### Material for the task

====

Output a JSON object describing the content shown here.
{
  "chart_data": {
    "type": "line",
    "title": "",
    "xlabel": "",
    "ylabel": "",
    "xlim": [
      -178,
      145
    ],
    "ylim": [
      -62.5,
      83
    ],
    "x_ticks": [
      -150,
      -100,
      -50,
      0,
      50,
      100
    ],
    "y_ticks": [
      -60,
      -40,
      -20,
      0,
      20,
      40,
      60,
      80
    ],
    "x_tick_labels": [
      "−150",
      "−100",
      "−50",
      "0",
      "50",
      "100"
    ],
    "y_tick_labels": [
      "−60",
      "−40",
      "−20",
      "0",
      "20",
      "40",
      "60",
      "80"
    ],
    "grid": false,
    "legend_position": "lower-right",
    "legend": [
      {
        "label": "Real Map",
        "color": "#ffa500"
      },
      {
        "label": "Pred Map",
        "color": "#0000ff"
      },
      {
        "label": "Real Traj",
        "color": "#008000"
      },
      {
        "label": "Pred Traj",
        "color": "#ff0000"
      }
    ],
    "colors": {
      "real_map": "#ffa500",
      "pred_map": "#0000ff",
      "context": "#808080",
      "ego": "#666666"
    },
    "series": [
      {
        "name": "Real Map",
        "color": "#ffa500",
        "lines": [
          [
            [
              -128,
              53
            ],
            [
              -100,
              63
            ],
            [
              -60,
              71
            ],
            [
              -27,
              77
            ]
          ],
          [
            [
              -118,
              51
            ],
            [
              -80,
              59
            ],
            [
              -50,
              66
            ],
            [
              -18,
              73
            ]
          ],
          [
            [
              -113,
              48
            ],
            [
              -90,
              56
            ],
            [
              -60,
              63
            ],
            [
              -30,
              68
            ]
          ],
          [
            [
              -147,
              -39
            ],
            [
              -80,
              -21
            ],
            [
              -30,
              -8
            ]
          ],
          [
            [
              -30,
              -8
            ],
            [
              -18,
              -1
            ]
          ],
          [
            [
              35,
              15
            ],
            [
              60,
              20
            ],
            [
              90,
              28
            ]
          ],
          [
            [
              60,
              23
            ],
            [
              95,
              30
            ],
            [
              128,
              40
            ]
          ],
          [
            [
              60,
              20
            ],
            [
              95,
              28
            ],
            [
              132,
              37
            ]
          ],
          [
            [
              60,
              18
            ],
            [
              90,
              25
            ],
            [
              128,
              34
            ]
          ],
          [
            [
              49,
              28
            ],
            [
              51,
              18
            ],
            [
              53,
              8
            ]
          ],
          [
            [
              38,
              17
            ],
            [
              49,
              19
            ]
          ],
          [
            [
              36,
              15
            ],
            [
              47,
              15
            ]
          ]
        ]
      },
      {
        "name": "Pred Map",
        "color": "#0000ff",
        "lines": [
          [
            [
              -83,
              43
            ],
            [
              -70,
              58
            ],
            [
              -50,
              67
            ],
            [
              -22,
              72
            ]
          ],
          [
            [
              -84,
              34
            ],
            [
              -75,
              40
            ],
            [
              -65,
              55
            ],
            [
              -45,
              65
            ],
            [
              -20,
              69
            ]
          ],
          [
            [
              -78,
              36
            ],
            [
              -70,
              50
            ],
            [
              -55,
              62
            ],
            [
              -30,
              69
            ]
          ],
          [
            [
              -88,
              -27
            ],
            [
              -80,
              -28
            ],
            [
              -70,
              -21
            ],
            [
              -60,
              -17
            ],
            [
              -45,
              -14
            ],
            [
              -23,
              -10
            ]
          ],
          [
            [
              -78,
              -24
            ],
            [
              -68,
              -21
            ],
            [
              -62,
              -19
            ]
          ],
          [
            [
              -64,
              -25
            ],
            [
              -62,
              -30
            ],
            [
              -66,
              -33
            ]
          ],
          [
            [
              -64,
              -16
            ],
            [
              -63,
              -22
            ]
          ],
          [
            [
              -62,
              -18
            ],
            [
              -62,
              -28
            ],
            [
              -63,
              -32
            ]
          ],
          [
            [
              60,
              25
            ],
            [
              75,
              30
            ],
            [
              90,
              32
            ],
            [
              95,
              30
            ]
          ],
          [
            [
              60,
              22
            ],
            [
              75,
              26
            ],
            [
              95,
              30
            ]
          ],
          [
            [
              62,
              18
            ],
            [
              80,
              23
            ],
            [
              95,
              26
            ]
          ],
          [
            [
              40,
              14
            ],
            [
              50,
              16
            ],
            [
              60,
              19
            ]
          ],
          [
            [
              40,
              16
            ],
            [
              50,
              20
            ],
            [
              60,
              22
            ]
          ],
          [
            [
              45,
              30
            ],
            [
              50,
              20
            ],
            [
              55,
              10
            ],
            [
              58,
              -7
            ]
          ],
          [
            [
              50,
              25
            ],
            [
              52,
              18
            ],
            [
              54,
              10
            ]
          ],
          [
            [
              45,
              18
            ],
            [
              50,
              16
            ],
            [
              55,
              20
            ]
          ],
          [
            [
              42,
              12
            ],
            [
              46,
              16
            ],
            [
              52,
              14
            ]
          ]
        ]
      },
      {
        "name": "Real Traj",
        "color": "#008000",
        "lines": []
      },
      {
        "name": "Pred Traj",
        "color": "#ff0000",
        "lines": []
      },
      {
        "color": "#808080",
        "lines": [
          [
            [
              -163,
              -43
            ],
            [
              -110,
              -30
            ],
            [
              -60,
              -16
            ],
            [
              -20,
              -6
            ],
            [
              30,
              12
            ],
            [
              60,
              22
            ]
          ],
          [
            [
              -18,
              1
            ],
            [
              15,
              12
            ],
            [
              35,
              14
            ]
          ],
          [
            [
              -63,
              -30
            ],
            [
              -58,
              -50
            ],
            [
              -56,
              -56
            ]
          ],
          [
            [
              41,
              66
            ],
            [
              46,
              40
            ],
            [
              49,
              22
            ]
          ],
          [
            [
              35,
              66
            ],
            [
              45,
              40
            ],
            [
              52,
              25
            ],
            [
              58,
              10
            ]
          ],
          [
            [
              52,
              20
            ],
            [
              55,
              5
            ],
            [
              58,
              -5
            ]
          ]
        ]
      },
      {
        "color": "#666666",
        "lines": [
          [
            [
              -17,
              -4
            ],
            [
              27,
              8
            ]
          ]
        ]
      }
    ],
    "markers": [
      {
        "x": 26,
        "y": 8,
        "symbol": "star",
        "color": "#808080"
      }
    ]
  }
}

====

### Given exercise
Copy out each line of the material that holds the word "name".

### Response to this exercise
        "name": "Real Map",
        "name": "Pred Map",
        "name": "Real Traj",
        "name": "Pred Traj",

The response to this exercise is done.